Problem to solve
Omit the pictures and output every entry below exactly as written.

Stored data
########################################
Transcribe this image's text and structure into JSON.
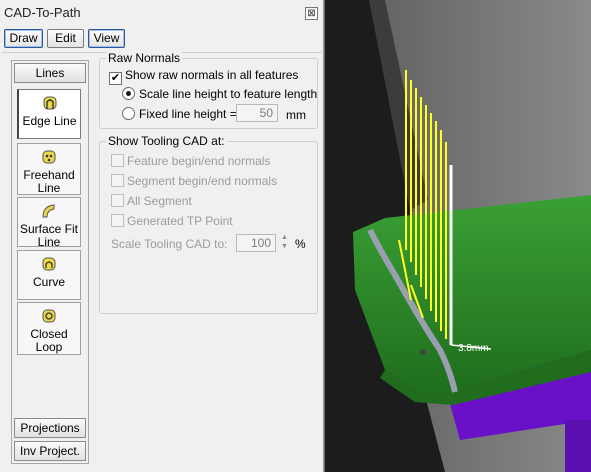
{
  "window": {
    "title": "CAD-To-Path",
    "close_glyph": "⊠"
  },
  "menu": {
    "draw": "Draw",
    "edit": "Edit",
    "view": "View"
  },
  "toolbar": {
    "lines": "Lines",
    "tools": [
      {
        "label": "Edge Line",
        "icon": "edge-line-icon"
      },
      {
        "label": "Freehand Line",
        "icon": "freehand-line-icon"
      },
      {
        "label": "Surface Fit Line",
        "icon": "surface-fit-line-icon"
      },
      {
        "label": "Curve",
        "icon": "curve-icon"
      },
      {
        "label": "Closed Loop",
        "icon": "closed-loop-icon"
      }
    ],
    "projections": "Projections",
    "inv_projections": "Inv Project."
  },
  "raw_normals": {
    "title": "Raw Normals",
    "show_label": "Show raw normals in all features",
    "show_checked": true,
    "scale_label": "Scale line height to feature length",
    "fixed_label": "Fixed line height =",
    "fixed_value": "50",
    "fixed_unit": "mm"
  },
  "tooling": {
    "title": "Show Tooling CAD at:",
    "feature": "Feature begin/end normals",
    "segment": "Segment begin/end normals",
    "all_segment": "All Segment",
    "generated": "Generated TP Point",
    "scale_label": "Scale Tooling CAD to:",
    "scale_value": "100",
    "scale_unit": "%"
  },
  "viewport": {
    "measure": "3.8mm"
  },
  "colors": {
    "tray_green": "#2f8a2a",
    "tray_edge": "#9a9fb0",
    "base_purple": "#6a10c8",
    "normals_yellow": "#ffff22",
    "highlight_white": "#ffffff"
  }
}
########################################
Task result
Transcribe this image's text and structure into JSON.
{
  "window": {
    "title": "CAD-To-Path",
    "close_glyph": "⊠"
  },
  "menu": {
    "draw": "Draw",
    "edit": "Edit",
    "view": "View"
  },
  "toolbar": {
    "lines": "Lines",
    "tools": [
      {
        "label": "Edge Line",
        "icon": "edge-line-icon"
      },
      {
        "label": "Freehand Line",
        "icon": "freehand-line-icon"
      },
      {
        "label": "Surface Fit Line",
        "icon": "surface-fit-line-icon"
      },
      {
        "label": "Curve",
        "icon": "curve-icon"
      },
      {
        "label": "Closed Loop",
        "icon": "closed-loop-icon"
      }
    ],
    "projections": "Projections",
    "inv_projections": "Inv Project."
  },
  "raw_normals": {
    "title": "Raw Normals",
    "show_label": "Show raw normals in all features",
    "show_checked": true,
    "scale_label": "Scale line height to feature length",
    "fixed_label": "Fixed line height =",
    "fixed_value": "50",
    "fixed_unit": "mm"
  },
  "tooling": {
    "title": "Show Tooling CAD at:",
    "feature": "Feature begin/end normals",
    "segment": "Segment begin/end normals",
    "all_segment": "All Segment",
    "generated": "Generated TP Point",
    "scale_label": "Scale Tooling CAD to:",
    "scale_value": "100",
    "scale_unit": "%"
  },
  "viewport": {
    "measure": "3.8mm"
  },
  "colors": {
    "tray_green": "#2f8a2a",
    "tray_edge": "#9a9fb0",
    "base_purple": "#6a10c8",
    "normals_yellow": "#ffff22",
    "highlight_white": "#ffffff"
  }
}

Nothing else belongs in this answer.